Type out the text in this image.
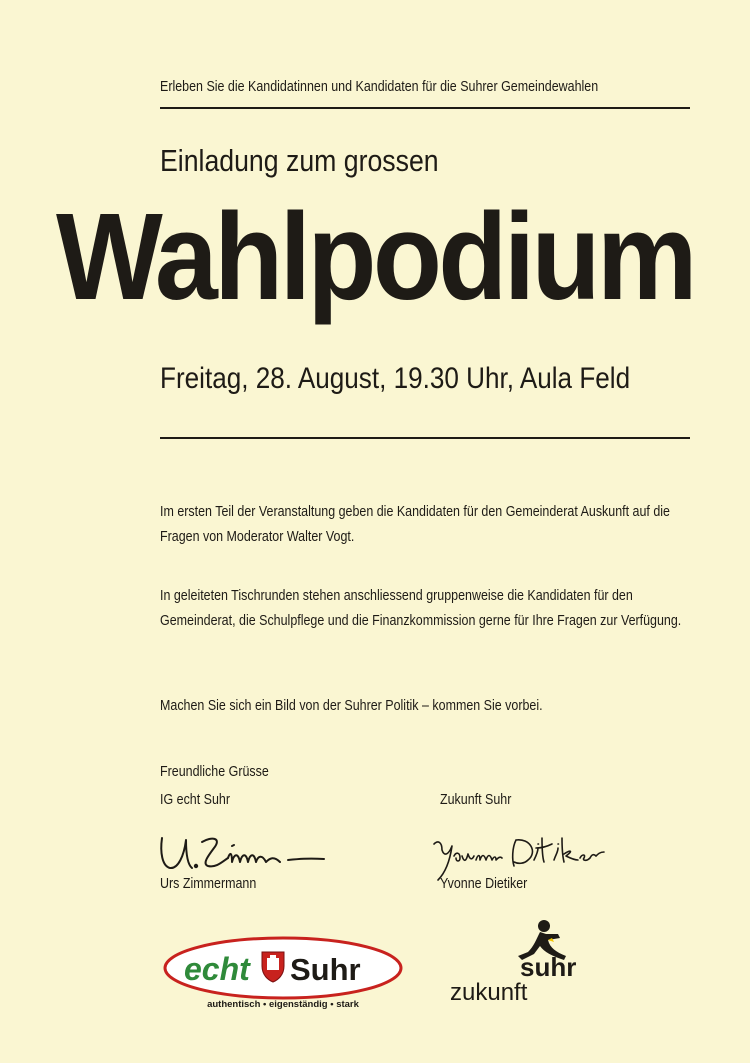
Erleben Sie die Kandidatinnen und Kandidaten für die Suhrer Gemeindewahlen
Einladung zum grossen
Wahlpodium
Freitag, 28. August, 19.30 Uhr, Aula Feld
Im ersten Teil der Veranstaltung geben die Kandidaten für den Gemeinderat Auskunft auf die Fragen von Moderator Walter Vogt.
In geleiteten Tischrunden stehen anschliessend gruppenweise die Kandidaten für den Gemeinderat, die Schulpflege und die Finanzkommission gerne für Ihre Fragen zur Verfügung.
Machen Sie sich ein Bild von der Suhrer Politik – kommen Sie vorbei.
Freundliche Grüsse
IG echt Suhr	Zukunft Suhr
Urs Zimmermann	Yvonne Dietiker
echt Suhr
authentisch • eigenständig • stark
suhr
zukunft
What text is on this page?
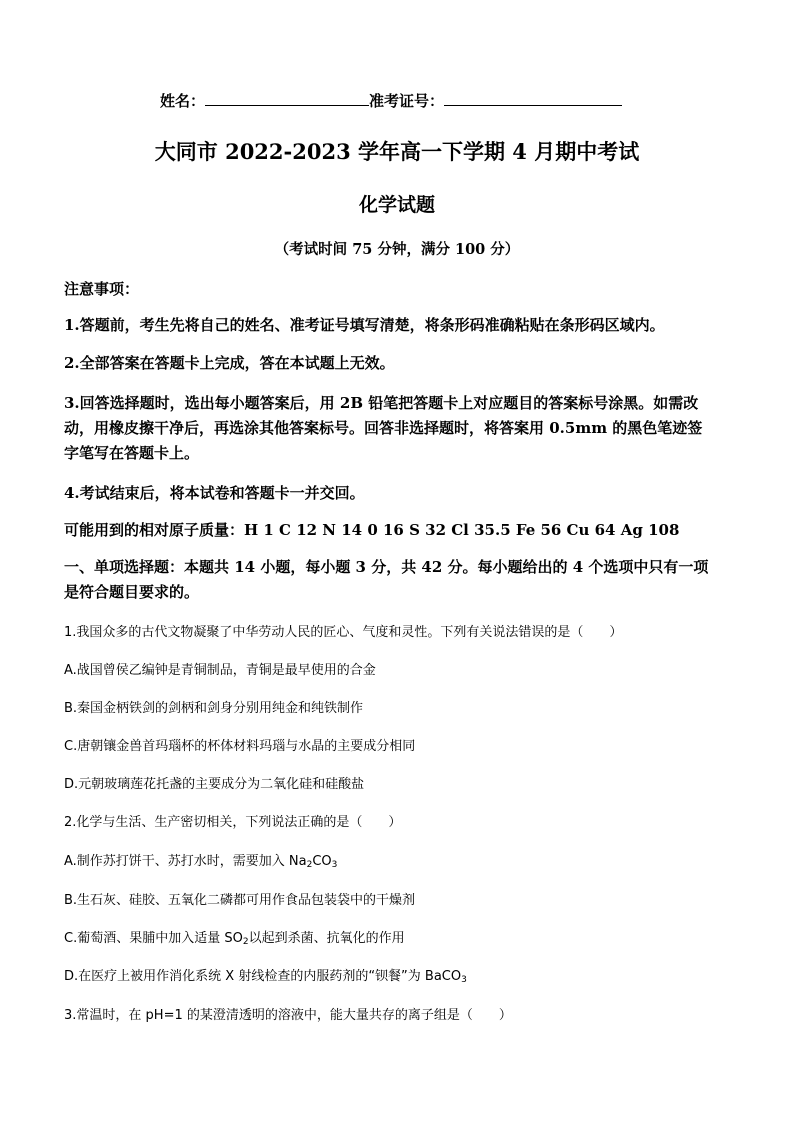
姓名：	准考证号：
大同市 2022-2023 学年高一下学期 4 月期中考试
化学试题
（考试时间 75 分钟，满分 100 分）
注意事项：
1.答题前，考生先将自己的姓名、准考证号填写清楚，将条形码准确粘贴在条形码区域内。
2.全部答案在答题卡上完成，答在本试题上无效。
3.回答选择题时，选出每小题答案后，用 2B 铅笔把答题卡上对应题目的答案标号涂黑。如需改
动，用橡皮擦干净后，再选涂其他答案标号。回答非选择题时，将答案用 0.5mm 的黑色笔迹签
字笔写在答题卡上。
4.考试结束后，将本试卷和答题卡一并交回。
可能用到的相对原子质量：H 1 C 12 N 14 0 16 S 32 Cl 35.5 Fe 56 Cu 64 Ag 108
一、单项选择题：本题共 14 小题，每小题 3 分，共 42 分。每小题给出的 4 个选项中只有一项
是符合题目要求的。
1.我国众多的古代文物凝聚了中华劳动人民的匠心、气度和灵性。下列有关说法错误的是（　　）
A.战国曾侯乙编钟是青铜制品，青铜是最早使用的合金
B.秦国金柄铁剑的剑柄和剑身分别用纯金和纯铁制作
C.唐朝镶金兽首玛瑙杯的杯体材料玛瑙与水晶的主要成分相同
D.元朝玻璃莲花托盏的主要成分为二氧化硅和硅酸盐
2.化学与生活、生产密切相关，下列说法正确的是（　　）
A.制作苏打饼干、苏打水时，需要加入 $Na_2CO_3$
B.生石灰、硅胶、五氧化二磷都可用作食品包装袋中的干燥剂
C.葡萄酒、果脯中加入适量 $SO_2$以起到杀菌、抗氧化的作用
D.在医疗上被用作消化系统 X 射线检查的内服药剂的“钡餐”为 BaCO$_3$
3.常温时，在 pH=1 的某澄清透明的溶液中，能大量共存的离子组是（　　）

...

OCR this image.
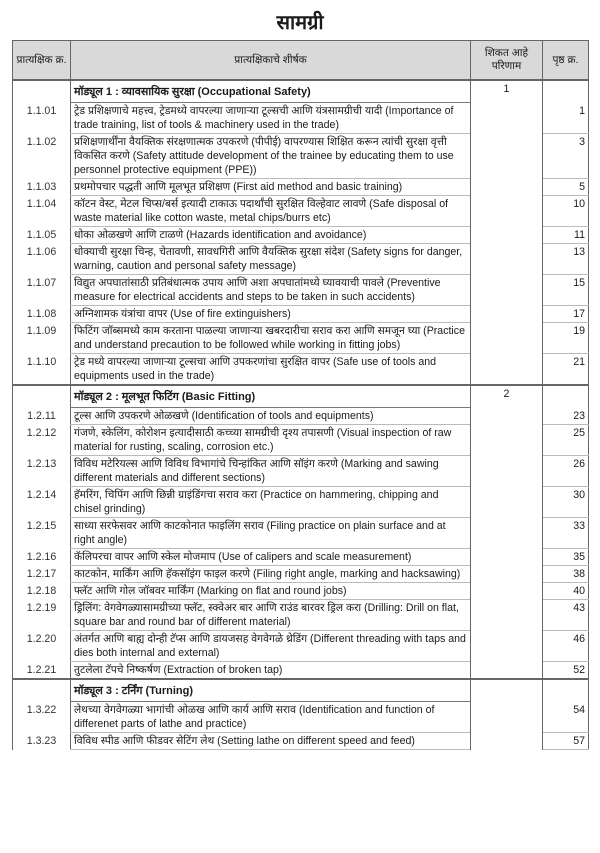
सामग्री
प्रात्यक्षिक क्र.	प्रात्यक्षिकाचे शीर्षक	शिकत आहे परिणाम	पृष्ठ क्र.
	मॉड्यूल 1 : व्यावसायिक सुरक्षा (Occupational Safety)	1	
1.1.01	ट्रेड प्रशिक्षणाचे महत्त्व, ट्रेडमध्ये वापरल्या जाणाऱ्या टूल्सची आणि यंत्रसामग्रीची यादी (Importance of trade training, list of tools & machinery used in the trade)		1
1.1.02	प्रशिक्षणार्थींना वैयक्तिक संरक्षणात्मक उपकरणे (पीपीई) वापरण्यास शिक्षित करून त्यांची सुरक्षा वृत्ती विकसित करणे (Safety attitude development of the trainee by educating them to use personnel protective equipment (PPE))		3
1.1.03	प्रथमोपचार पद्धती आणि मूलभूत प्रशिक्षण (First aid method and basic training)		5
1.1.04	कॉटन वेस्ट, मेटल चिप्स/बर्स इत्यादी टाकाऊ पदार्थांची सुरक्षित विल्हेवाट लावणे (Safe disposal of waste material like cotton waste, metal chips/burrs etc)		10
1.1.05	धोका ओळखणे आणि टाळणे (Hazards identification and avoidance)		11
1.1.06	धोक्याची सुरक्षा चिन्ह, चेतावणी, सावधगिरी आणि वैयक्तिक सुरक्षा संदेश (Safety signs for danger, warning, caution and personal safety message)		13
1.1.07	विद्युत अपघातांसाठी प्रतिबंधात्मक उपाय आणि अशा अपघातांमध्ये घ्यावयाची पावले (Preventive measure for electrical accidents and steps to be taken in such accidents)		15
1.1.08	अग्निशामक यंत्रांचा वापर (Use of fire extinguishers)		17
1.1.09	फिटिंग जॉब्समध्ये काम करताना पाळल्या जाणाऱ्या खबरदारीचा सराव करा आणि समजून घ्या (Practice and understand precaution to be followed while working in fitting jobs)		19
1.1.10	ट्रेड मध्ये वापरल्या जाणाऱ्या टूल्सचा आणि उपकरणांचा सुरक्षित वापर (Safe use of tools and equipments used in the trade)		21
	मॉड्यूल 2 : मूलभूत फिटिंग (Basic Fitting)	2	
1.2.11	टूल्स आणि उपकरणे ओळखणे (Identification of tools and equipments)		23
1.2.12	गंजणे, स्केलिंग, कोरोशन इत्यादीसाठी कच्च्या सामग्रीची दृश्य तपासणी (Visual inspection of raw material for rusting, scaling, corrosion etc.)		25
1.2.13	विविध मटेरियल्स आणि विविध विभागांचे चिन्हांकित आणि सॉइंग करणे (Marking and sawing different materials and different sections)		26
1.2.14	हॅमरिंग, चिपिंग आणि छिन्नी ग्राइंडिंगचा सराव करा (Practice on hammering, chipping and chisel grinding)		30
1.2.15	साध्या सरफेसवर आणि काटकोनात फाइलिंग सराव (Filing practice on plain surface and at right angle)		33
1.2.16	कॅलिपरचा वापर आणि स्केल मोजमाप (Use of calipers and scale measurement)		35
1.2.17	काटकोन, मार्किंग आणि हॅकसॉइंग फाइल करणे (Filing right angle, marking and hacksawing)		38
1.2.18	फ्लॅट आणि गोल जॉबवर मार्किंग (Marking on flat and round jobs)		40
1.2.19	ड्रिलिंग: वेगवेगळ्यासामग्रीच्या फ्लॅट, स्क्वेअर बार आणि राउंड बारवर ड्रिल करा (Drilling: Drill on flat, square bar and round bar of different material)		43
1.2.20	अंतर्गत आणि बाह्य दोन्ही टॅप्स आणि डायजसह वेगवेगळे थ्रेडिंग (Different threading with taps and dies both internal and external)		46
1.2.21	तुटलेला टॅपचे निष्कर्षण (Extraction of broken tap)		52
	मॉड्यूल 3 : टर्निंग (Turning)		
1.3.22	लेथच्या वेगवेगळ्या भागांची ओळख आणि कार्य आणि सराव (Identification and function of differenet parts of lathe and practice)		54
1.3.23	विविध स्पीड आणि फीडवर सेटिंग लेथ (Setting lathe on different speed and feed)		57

**DESCRIPTION OF THE TASK**:
Copy each line of the records that contains the word "equipments".

**FULL SOLUTION**:
1.1.10	ट्रेड मध्ये वापरल्या जाणाऱ्या टूल्सचा आणि उपकरणांचा सुरक्षित वापर (Safe use of tools and equipments used in the trade)		21
1.2.11	टूल्स आणि उपकरणे ओळखणे (Identification of tools and equipments)		23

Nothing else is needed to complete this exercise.